§ **GIVEN TASK**:
Write out the listing below exactly, and omit any images you find in it.

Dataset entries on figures
________________________
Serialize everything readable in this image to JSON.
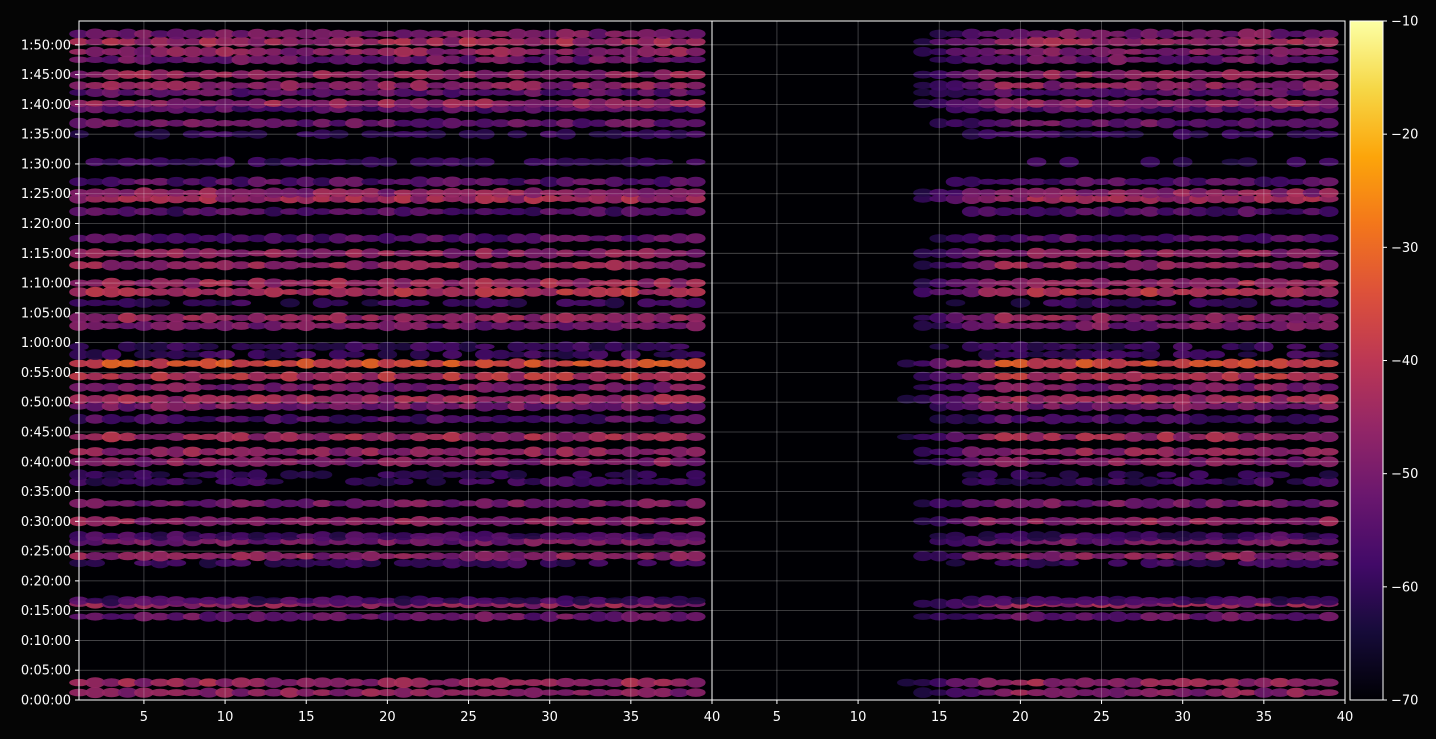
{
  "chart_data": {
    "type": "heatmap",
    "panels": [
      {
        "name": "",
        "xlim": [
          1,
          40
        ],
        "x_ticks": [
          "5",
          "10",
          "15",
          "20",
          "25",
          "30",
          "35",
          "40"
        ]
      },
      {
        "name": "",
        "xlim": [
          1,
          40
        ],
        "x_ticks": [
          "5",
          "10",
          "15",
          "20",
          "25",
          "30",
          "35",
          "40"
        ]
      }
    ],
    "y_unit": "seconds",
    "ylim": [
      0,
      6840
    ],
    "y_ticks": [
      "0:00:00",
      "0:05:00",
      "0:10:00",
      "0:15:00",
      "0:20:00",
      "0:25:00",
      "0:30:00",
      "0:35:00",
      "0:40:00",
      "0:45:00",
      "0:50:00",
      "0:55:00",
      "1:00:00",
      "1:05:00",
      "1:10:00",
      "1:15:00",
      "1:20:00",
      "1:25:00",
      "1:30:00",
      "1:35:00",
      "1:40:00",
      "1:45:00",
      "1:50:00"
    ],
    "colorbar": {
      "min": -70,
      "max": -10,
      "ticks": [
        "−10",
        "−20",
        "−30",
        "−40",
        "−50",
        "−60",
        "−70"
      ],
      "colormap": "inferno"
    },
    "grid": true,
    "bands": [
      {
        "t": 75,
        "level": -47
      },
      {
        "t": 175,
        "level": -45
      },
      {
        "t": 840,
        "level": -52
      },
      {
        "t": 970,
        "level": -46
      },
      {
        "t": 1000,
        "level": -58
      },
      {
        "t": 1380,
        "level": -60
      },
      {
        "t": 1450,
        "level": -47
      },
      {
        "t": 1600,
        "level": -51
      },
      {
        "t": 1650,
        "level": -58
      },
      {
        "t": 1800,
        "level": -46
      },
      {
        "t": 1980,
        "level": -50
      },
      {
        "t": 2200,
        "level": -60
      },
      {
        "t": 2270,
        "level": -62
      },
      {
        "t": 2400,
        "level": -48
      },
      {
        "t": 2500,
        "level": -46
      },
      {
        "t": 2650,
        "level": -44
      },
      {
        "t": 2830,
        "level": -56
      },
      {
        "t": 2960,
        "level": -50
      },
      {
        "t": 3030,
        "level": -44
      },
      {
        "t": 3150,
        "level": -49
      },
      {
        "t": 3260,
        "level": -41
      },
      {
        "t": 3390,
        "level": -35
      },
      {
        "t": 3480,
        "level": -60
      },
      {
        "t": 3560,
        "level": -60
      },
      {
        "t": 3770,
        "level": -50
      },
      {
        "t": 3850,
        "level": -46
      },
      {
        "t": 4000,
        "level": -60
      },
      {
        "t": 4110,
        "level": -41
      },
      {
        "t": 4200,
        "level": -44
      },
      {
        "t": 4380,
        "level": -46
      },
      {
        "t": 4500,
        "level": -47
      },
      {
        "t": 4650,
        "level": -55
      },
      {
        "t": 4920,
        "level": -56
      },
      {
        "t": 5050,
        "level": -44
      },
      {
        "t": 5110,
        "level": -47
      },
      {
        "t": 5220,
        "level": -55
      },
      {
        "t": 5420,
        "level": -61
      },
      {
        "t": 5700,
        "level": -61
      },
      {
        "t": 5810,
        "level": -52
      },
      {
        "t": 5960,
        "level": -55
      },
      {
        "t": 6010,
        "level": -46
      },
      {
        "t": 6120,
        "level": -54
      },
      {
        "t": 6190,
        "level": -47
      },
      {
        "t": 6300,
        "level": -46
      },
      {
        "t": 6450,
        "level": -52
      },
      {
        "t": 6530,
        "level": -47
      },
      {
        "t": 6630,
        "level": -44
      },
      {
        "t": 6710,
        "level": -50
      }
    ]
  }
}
________________________
§ **RESPONSE BELOW**:
Serialize everything readable in this image to JSON.
{
  "chart_data": {
    "type": "heatmap",
    "panels": [
      {
        "name": "",
        "xlim": [
          1,
          40
        ],
        "x_ticks": [
          "5",
          "10",
          "15",
          "20",
          "25",
          "30",
          "35",
          "40"
        ]
      },
      {
        "name": "",
        "xlim": [
          1,
          40
        ],
        "x_ticks": [
          "5",
          "10",
          "15",
          "20",
          "25",
          "30",
          "35",
          "40"
        ]
      }
    ],
    "y_unit": "seconds",
    "ylim": [
      0,
      6840
    ],
    "y_ticks": [
      "0:00:00",
      "0:05:00",
      "0:10:00",
      "0:15:00",
      "0:20:00",
      "0:25:00",
      "0:30:00",
      "0:35:00",
      "0:40:00",
      "0:45:00",
      "0:50:00",
      "0:55:00",
      "1:00:00",
      "1:05:00",
      "1:10:00",
      "1:15:00",
      "1:20:00",
      "1:25:00",
      "1:30:00",
      "1:35:00",
      "1:40:00",
      "1:45:00",
      "1:50:00"
    ],
    "colorbar": {
      "min": -70,
      "max": -10,
      "ticks": [
        "−10",
        "−20",
        "−30",
        "−40",
        "−50",
        "−60",
        "−70"
      ],
      "colormap": "inferno"
    },
    "grid": true,
    "bands": [
      {
        "t": 75,
        "level": -47
      },
      {
        "t": 175,
        "level": -45
      },
      {
        "t": 840,
        "level": -52
      },
      {
        "t": 970,
        "level": -46
      },
      {
        "t": 1000,
        "level": -58
      },
      {
        "t": 1380,
        "level": -60
      },
      {
        "t": 1450,
        "level": -47
      },
      {
        "t": 1600,
        "level": -51
      },
      {
        "t": 1650,
        "level": -58
      },
      {
        "t": 1800,
        "level": -46
      },
      {
        "t": 1980,
        "level": -50
      },
      {
        "t": 2200,
        "level": -60
      },
      {
        "t": 2270,
        "level": -62
      },
      {
        "t": 2400,
        "level": -48
      },
      {
        "t": 2500,
        "level": -46
      },
      {
        "t": 2650,
        "level": -44
      },
      {
        "t": 2830,
        "level": -56
      },
      {
        "t": 2960,
        "level": -50
      },
      {
        "t": 3030,
        "level": -44
      },
      {
        "t": 3150,
        "level": -49
      },
      {
        "t": 3260,
        "level": -41
      },
      {
        "t": 3390,
        "level": -35
      },
      {
        "t": 3480,
        "level": -60
      },
      {
        "t": 3560,
        "level": -60
      },
      {
        "t": 3770,
        "level": -50
      },
      {
        "t": 3850,
        "level": -46
      },
      {
        "t": 4000,
        "level": -60
      },
      {
        "t": 4110,
        "level": -41
      },
      {
        "t": 4200,
        "level": -44
      },
      {
        "t": 4380,
        "level": -46
      },
      {
        "t": 4500,
        "level": -47
      },
      {
        "t": 4650,
        "level": -55
      },
      {
        "t": 4920,
        "level": -56
      },
      {
        "t": 5050,
        "level": -44
      },
      {
        "t": 5110,
        "level": -47
      },
      {
        "t": 5220,
        "level": -55
      },
      {
        "t": 5420,
        "level": -61
      },
      {
        "t": 5700,
        "level": -61
      },
      {
        "t": 5810,
        "level": -52
      },
      {
        "t": 5960,
        "level": -55
      },
      {
        "t": 6010,
        "level": -46
      },
      {
        "t": 6120,
        "level": -54
      },
      {
        "t": 6190,
        "level": -47
      },
      {
        "t": 6300,
        "level": -46
      },
      {
        "t": 6450,
        "level": -52
      },
      {
        "t": 6530,
        "level": -47
      },
      {
        "t": 6630,
        "level": -44
      },
      {
        "t": 6710,
        "level": -50
      }
    ]
  }
}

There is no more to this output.